» **Task brief**
Gather from the material every line that contains the string "областной".

— Begin —

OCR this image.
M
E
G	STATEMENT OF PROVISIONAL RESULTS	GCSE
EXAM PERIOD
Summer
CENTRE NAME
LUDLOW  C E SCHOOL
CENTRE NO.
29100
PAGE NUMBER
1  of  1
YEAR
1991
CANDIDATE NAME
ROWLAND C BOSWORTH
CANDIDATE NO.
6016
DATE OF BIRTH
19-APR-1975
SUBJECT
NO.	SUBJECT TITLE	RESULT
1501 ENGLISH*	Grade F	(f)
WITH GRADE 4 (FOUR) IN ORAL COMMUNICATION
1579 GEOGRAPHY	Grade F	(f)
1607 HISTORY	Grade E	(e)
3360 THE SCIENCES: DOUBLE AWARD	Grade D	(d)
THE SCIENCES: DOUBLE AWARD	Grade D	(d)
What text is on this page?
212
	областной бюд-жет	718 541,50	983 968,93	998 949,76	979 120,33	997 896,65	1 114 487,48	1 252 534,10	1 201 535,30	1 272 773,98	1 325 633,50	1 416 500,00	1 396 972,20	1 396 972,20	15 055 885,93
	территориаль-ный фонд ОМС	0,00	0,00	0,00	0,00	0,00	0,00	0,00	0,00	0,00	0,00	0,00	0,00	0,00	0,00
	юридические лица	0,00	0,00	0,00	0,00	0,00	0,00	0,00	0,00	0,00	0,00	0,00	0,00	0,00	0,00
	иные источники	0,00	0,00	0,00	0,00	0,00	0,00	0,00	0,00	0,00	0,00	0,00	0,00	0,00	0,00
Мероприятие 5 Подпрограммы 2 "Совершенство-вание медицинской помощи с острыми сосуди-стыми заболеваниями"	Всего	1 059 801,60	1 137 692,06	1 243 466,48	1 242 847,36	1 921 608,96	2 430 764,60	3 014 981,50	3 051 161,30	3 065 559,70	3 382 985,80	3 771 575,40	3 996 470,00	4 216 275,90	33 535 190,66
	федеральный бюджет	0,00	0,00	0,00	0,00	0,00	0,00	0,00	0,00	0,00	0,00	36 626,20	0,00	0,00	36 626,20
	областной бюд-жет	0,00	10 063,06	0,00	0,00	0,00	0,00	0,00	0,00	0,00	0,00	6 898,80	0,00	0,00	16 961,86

— End —

» **Answer to the problem**
	областной бюд-жет	718 541,50	983 968,93	998 949,76	979 120,33	997 896,65	1 114 487,48	1 252 534,10	1 201 535,30	1 272 773,98	1 325 633,50	1 416 500,00	1 396 972,20	1 396 972,20	15 055 885,93
	областной бюд-жет	0,00	10 063,06	0,00	0,00	0,00	0,00	0,00	0,00	0,00	0,00	6 898,80	0,00	0,00	16 961,86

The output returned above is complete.